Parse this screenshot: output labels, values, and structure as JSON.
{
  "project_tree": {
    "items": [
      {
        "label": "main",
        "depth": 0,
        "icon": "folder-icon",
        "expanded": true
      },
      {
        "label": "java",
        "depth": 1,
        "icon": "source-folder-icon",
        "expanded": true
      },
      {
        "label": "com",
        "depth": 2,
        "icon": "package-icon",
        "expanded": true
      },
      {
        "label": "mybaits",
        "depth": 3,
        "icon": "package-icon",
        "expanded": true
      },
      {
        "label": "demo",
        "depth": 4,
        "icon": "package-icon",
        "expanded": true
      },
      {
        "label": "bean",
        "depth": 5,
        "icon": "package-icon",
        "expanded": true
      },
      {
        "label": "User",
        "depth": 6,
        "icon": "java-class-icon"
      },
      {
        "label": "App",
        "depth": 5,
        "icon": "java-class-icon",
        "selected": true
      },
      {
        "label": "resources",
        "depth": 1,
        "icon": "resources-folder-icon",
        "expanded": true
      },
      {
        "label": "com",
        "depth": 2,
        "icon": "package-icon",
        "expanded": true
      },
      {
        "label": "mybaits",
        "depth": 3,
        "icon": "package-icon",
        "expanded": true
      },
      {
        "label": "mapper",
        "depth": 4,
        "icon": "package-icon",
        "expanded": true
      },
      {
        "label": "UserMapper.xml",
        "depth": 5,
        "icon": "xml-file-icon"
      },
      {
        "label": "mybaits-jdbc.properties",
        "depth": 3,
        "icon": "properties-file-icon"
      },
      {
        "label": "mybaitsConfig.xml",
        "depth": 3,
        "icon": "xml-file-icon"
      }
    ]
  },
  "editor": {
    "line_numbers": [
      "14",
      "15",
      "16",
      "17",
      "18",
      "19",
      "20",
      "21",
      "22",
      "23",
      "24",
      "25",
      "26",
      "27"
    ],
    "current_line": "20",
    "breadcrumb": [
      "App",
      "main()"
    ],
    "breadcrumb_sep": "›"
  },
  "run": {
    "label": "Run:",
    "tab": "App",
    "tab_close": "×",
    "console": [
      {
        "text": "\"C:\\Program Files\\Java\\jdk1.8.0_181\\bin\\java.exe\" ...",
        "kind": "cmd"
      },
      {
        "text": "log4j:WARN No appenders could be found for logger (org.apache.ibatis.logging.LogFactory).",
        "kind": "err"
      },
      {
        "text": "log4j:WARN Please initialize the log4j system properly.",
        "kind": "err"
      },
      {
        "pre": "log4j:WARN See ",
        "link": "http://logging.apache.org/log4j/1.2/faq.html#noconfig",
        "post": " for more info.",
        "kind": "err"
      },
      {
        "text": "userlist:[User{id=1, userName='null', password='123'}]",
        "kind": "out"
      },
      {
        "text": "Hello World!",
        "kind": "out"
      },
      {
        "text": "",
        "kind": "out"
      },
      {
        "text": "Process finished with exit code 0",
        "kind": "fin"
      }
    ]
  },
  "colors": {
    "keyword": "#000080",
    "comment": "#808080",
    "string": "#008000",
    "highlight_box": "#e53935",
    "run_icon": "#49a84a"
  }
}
──────────
# WRITTEN PROBLEM
Recopy the entries above exactly, with every line included.

# EXERCISE SOLUTION
Parse this screenshot: output labels, values, and structure as JSON.
{
  "project_tree": {
    "items": [
      {
        "label": "main",
        "depth": 0,
        "icon": "folder-icon",
        "expanded": true
      },
      {
        "label": "java",
        "depth": 1,
        "icon": "source-folder-icon",
        "expanded": true
      },
      {
        "label": "com",
        "depth": 2,
        "icon": "package-icon",
        "expanded": true
      },
      {
        "label": "mybaits",
        "depth": 3,
        "icon": "package-icon",
        "expanded": true
      },
      {
        "label": "demo",
        "depth": 4,
        "icon": "package-icon",
        "expanded": true
      },
      {
        "label": "bean",
        "depth": 5,
        "icon": "package-icon",
        "expanded": true
      },
      {
        "label": "User",
        "depth": 6,
        "icon": "java-class-icon"
      },
      {
        "label": "App",
        "depth": 5,
        "icon": "java-class-icon",
        "selected": true
      },
      {
        "label": "resources",
        "depth": 1,
        "icon": "resources-folder-icon",
        "expanded": true
      },
      {
        "label": "com",
        "depth": 2,
        "icon": "package-icon",
        "expanded": true
      },
      {
        "label": "mybaits",
        "depth": 3,
        "icon": "package-icon",
        "expanded": true
      },
      {
        "label": "mapper",
        "depth": 4,
        "icon": "package-icon",
        "expanded": true
      },
      {
        "label": "UserMapper.xml",
        "depth": 5,
        "icon": "xml-file-icon"
      },
      {
        "label": "mybaits-jdbc.properties",
        "depth": 3,
        "icon": "properties-file-icon"
      },
      {
        "label": "mybaitsConfig.xml",
        "depth": 3,
        "icon": "xml-file-icon"
      }
    ]
  },
  "editor": {
    "line_numbers": [
      "14",
      "15",
      "16",
      "17",
      "18",
      "19",
      "20",
      "21",
      "22",
      "23",
      "24",
      "25",
      "26",
      "27"
    ],
    "current_line": "20",
    "breadcrumb": [
      "App",
      "main()"
    ],
    "breadcrumb_sep": "›"
  },
  "run": {
    "label": "Run:",
    "tab": "App",
    "tab_close": "×",
    "console": [
      {
        "text": "\"C:\\Program Files\\Java\\jdk1.8.0_181\\bin\\java.exe\" ...",
        "kind": "cmd"
      },
      {
        "text": "log4j:WARN No appenders could be found for logger (org.apache.ibatis.logging.LogFactory).",
        "kind": "err"
      },
      {
        "text": "log4j:WARN Please initialize the log4j system properly.",
        "kind": "err"
      },
      {
        "pre": "log4j:WARN See ",
        "link": "http://logging.apache.org/log4j/1.2/faq.html#noconfig",
        "post": " for more info.",
        "kind": "err"
      },
      {
        "text": "userlist:[User{id=1, userName='null', password='123'}]",
        "kind": "out"
      },
      {
        "text": "Hello World!",
        "kind": "out"
      },
      {
        "text": "",
        "kind": "out"
      },
      {
        "text": "Process finished with exit code 0",
        "kind": "fin"
      }
    ]
  },
  "colors": {
    "keyword": "#000080",
    "comment": "#808080",
    "string": "#008000",
    "highlight_box": "#e53935",
    "run_icon": "#49a84a"
  }
}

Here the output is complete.